*STATED GOAL*:
In the entries below, count each line holding the word "𝒞exp". Answer with the total alone.

*EXTRACTED RECORDS*:
^^^^

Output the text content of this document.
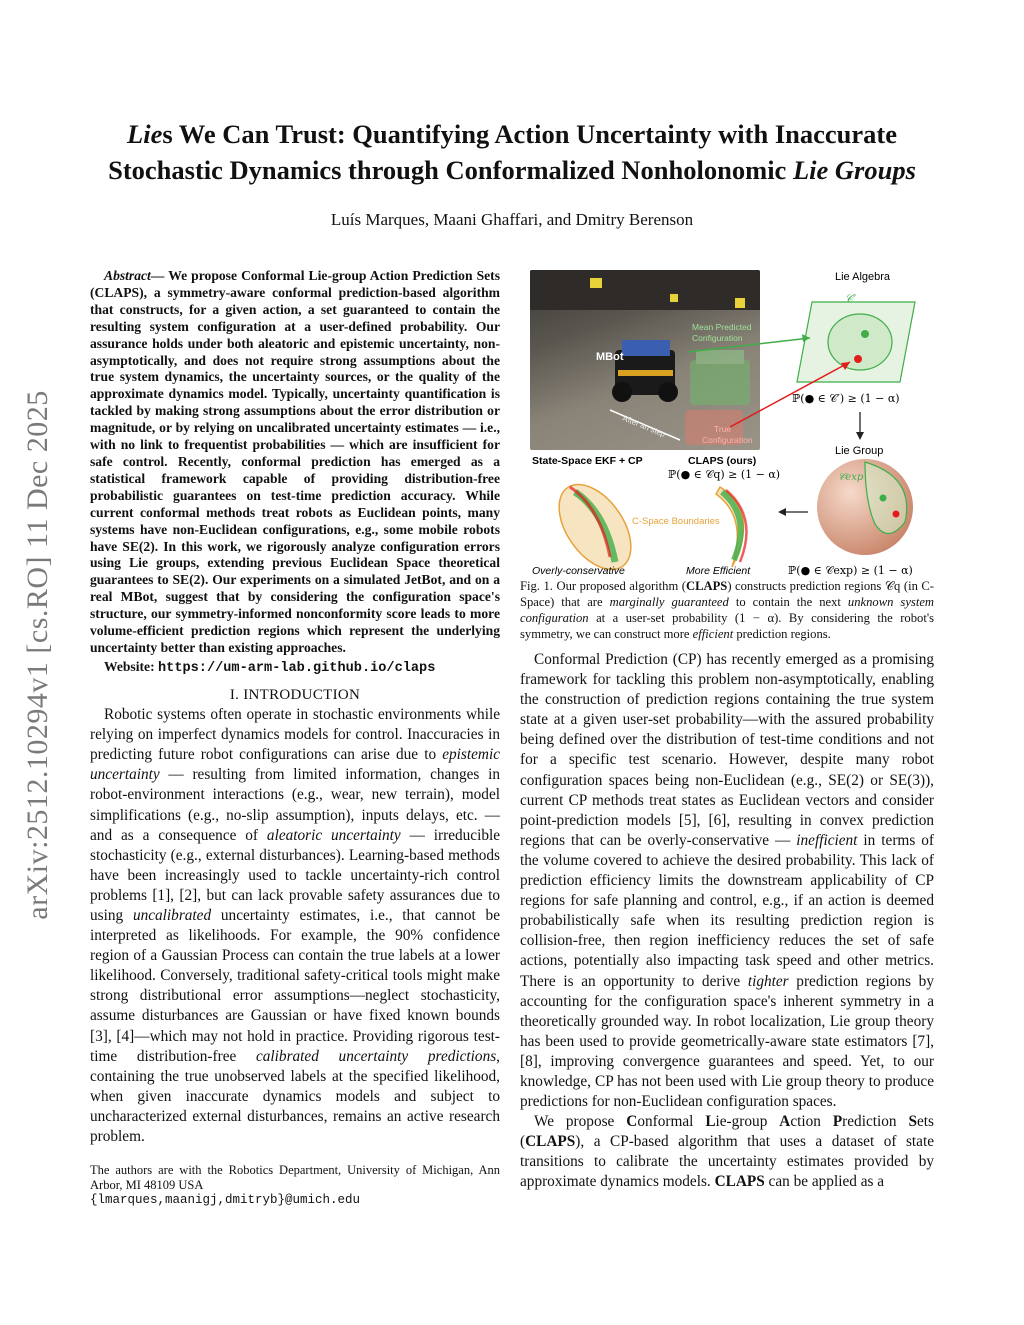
arXiv:2512.10294v1 [cs.RO] 11 Dec 2025
Lies We Can Trust: Quantifying Action Uncertainty with Inaccurate
Stochastic Dynamics through Conformalized Nonholonomic Lie Groups
Luís Marques, Maani Ghaffari, and Dmitry Berenson
Abstract— We propose Conformal Lie-group Action Prediction Sets (CLAPS), a symmetry-aware conformal prediction-based algorithm that constructs, for a given action, a set guaranteed to contain the resulting system configuration at a user-defined probability. Our assurance holds under both aleatoric and epistemic uncertainty, non-asymptotically, and does not require strong assumptions about the true system dynamics, the uncertainty sources, or the quality of the approximate dynamics model. Typically, uncertainty quantification is tackled by making strong assumptions about the error distribution or magnitude, or by relying on uncalibrated uncertainty estimates — i.e., with no link to frequentist probabilities — which are insufficient for safe control. Recently, conformal prediction has emerged as a statistical framework capable of providing distribution-free probabilistic guarantees on test-time prediction accuracy. While current conformal methods treat robots as Euclidean points, many systems have non-Euclidean configurations, e.g., some mobile robots have SE(2). In this work, we rigorously analyze configuration errors using Lie groups, extending previous Euclidean Space theoretical guarantees to SE(2). Our experiments on a simulated JetBot, and on a real MBot, suggest that by considering the configuration space's structure, our symmetry-informed nonconformity score leads to more volume-efficient prediction regions which represent the underlying uncertainty better than existing approaches.
Website: https://um-arm-lab.github.io/claps
I. INTRODUCTION

Robotic systems often operate in stochastic environments while relying on imperfect dynamics models for control. Inaccuracies in predicting future robot configurations can arise due to epistemic uncertainty — resulting from limited information, changes in robot-environment interactions (e.g., wear, new terrain), model simplifications (e.g., no-slip assumption), inputs delays, etc. — and as a consequence of aleatoric uncertainty — irreducible stochasticity (e.g., external disturbances). Learning-based methods have been increasingly used to tackle uncertainty-rich control problems [1], [2], but can lack provable safety assurances due to using uncalibrated uncertainty estimates, i.e., that cannot be interpreted as likelihoods. For example, the 90% confidence region of a Gaussian Process can contain the true labels at a lower likelihood. Conversely, traditional safety-critical tools might make strong distributional error assumptions—neglect stochasticity, assume disturbances are Gaussian or have fixed known bounds [3], [4]—which may not hold in practice. Providing rigorous test-time distribution-free calibrated uncertainty predictions, containing the true unobserved labels at the specified likelihood, when given inaccurate dynamics models and subject to uncharacterized external disturbances, remains an active research problem.

The authors are with the Robotics Department, University of Michigan, Ann Arbor, MI 48109 USA
{lmarques,maanigj,dmitryb}@umich.edu
MBot
Mean Predicted Configuration
True Configuration
After an step
Lie Algebra
𝒞′
ℙ(● ∈ 𝒞′) ≥ (1 − α)
Lie Group
𝒞exp
State-Space EKF + CP	CLAPS (ours)
ℙ(● ∈ 𝒞q) ≥ (1 − α)
C-Space Boundaries
Overly-conservative	More Efficient	ℙ(● ∈ 𝒞exp) ≥ (1 − α)
Fig. 1. Our proposed algorithm (CLAPS) constructs prediction regions 𝒞q (in C-Space) that are marginally guaranteed to contain the next unknown system configuration at a user-set probability (1 − α). By considering the robot's symmetry, we can construct more efficient prediction regions.

Conformal Prediction (CP) has recently emerged as a promising framework for tackling this problem non-asymptotically, enabling the construction of prediction regions containing the true system state at a given user-set probability—with the assured probability being defined over the distribution of test-time conditions and not for a specific test scenario. However, despite many robot configuration spaces being non-Euclidean (e.g., SE(2) or SE(3)), current CP methods treat states as Euclidean vectors and consider point-prediction models [5], [6], resulting in convex prediction regions that can be overly-conservative — inefficient in terms of the volume covered to achieve the desired probability. This lack of prediction efficiency limits the downstream applicability of CP regions for safe planning and control, e.g., if an action is deemed probabilistically safe when its resulting prediction region is collision-free, then region inefficiency reduces the set of safe actions, potentially also impacting task speed and other metrics. There is an opportunity to derive tighter prediction regions by accounting for the configuration space's inherent symmetry in a theoretically grounded way. In robot localization, Lie group theory has been used to provide geometrically-aware state estimators [7], [8], improving convergence guarantees and speed. Yet, to our knowledge, CP has not been used with Lie group theory to produce predictions for non-Euclidean configuration spaces.

We propose Conformal Lie-group Action Prediction Sets (CLAPS), a CP-based algorithm that uses a dataset of state transitions to calibrate the uncertainty estimates provided by approximate dynamics models. CLAPS can be applied as a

^^^^

*TASK SOLUTION*:
2